▶ **Texte source**

* Aucun juge de la Haute Cour n’est hors mandat, les décisions de cette institution ne souffriront d’aucune illégalité ou illégitimité jusqu’en 2024.
Depuis un certain temps, il circule dans l’opinion une information faisant état de la situation dans laquelle se trouveraient 9 juges de la Cour constitutionnelle en vertu de l’article 158, alinéa 2 (3) et 14 de la Constitution car nommés depuis le 14 juillet 2014 avec un mandat de 9 ans. Pour ne pas laisser libre cours à cette contrevérité, un chercheur indépendant, Raphael Matuta Lungu, a donné sa version basée sur le droit public, bien argumentée. Question de tordre le cou à » un texte sorti tout droit d’un laboratoire politique avec pour objectif de porter atteinte au processus électoral en cours » Il s’est employé donc à détricoter l’un après l’autre les points développés par le professeur Didier Pierre Ndangi Bazebanzia pour étayer son argumentaire.
Concernant le mandat des 9 juges dont l’enseignant d’université affirme qu’ils sont fin mandat en vertu de l’article 158, alinéa 2 (3) et 14 de la Constitution car nommés depuis le 14 juillet 2014 avec un mandat de 9 ans, le chercheur indépendant réagit. Pour lui, cette affirmation est loin d’être correcte car, soutient-il, elle souffre d’un manque de rigueur interprétative de textes légaux en la matière et d’imprécision sur le dies a quo (le jour à partir duquel…) pour qu’un mandat puisse commencer à courir, en droit public. Il estime que l’article 158, alinéa 3 ne doit pas être interprété sans se référer à l’article 8 de la loi organique. Celui-ci dispose que le membre de la Cour nommé en remplacement de celui dont les fonctions ont pris fin avant terme achève le mandat de ce dernier. Il peut être nommé pour » un autre mandat » s’il a exercé les fonctions de remplacement pendant moins de trois ans. Cela voudrait dire qu’il y a possibilité que les juges poursuivent des mandats différents.

[Entrées issues d'une source de données]
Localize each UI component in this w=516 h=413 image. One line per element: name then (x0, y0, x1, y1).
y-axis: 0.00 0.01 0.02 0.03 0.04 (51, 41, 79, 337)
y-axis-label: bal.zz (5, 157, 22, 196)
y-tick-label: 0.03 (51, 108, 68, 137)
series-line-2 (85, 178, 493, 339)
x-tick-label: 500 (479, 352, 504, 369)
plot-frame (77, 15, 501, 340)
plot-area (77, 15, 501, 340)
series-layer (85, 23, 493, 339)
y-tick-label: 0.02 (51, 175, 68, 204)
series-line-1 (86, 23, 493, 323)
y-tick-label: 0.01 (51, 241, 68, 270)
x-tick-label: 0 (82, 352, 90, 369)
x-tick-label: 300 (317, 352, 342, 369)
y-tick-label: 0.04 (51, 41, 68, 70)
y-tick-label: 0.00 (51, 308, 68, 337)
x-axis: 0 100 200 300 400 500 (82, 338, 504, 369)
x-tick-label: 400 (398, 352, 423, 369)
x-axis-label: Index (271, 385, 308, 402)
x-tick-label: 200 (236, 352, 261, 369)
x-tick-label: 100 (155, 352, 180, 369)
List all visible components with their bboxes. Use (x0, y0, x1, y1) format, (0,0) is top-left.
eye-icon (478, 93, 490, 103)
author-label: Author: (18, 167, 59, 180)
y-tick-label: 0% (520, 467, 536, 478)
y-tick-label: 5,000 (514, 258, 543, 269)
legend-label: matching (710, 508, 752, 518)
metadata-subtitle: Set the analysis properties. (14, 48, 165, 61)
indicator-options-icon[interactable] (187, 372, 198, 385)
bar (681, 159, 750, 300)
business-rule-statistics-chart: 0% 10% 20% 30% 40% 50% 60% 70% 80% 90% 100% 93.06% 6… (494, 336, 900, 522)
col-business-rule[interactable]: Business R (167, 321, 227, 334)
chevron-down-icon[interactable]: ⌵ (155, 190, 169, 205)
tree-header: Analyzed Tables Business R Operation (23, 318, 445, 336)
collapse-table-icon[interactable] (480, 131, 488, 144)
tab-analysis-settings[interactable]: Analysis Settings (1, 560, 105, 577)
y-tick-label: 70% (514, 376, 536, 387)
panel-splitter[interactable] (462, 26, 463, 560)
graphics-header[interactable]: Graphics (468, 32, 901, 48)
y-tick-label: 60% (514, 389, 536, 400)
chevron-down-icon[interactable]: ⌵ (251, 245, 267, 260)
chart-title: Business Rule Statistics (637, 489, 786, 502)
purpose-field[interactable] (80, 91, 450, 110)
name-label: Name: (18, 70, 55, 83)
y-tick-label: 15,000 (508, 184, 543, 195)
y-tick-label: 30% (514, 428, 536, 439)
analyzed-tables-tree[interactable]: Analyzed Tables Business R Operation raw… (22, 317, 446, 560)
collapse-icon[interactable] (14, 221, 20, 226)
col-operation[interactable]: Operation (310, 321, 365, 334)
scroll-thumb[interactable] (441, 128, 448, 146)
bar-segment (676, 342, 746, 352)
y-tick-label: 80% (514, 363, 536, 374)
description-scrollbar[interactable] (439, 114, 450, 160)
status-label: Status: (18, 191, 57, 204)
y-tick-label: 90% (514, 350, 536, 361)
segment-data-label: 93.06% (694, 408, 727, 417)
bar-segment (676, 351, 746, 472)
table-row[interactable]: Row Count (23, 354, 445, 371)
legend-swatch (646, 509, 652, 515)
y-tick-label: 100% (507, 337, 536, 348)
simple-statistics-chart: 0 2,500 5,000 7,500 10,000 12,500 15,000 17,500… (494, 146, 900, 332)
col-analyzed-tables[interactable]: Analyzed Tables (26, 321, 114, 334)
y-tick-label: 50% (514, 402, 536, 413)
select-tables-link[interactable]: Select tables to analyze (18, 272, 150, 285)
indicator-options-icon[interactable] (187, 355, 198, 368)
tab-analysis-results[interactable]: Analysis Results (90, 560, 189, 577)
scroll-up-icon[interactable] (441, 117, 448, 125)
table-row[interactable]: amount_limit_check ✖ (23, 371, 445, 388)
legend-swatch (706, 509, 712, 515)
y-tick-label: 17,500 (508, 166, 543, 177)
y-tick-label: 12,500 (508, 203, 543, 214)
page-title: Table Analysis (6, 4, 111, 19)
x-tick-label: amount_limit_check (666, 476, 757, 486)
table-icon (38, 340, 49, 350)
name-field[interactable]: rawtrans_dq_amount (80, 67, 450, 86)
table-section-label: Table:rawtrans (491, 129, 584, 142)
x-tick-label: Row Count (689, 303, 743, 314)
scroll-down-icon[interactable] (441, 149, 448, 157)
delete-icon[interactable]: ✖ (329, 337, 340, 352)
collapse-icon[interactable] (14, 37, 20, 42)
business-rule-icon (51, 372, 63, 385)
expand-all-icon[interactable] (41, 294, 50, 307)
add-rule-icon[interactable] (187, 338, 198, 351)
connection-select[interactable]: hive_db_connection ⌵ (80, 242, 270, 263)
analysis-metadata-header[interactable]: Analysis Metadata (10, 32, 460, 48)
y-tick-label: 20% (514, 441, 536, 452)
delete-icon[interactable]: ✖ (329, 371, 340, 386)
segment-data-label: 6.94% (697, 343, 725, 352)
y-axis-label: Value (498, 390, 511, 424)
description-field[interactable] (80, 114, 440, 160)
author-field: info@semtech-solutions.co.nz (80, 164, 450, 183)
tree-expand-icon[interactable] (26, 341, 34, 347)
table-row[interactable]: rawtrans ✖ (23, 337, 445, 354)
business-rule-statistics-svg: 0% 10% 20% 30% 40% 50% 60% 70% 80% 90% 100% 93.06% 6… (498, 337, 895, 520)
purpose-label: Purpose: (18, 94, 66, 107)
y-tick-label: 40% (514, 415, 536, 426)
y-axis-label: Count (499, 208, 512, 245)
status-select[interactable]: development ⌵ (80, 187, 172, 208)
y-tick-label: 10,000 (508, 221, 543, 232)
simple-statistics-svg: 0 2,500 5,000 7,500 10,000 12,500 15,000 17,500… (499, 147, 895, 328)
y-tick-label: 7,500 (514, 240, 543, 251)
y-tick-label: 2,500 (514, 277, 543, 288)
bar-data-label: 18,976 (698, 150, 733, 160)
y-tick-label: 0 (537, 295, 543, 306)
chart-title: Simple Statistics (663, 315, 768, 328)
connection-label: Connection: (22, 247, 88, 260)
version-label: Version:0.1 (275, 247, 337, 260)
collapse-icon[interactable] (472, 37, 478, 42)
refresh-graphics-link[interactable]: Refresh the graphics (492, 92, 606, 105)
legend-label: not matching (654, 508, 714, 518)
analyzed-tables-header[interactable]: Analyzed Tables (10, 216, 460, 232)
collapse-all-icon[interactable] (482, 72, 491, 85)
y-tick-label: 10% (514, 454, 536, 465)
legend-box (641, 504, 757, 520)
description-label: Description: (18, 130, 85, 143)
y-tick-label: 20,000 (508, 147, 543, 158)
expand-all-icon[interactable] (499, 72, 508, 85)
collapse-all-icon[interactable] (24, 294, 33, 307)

▶ **Consigne 1**
D'après le texte source, quel chercheur indépendant a répondu à l'information sur la fin de mandat des juges de la Cour constitutionnelle ?
▶ **Consigne 2**
Citez, s'il vous plaît, le passage du texte source allant de « Depuis un certain » à « étayer son argumentaire. ».

▶ **Réponse 1**
Raphael Matuta Lungu.

▶ **Réponse 2**
Depuis un certain temps, il circule dans l’opinion une information faisant état de la situation dans laquelle se trouveraient 9 juges de la Cour constitutionnelle en vertu de l’article 158, alinéa 2 (3) et 14 de la Constitution car nommés depuis le 14 juillet 2014 avec un mandat de 9 ans. Pour ne pas laisser libre cours à cette contrevérité, un chercheur indépendant, Raphael Matuta Lungu, a donné sa version basée sur le droit public, bien argumentée. Question de tordre le cou à » un texte sorti tout droit d’un laboratoire politique avec pour objectif de porter atteinte au processus électoral en cours » Il s’est employé donc à détricoter l’un après l’autre les points développés par le professeur Didier Pierre Ndangi Bazebanzia pour étayer son argumentaire.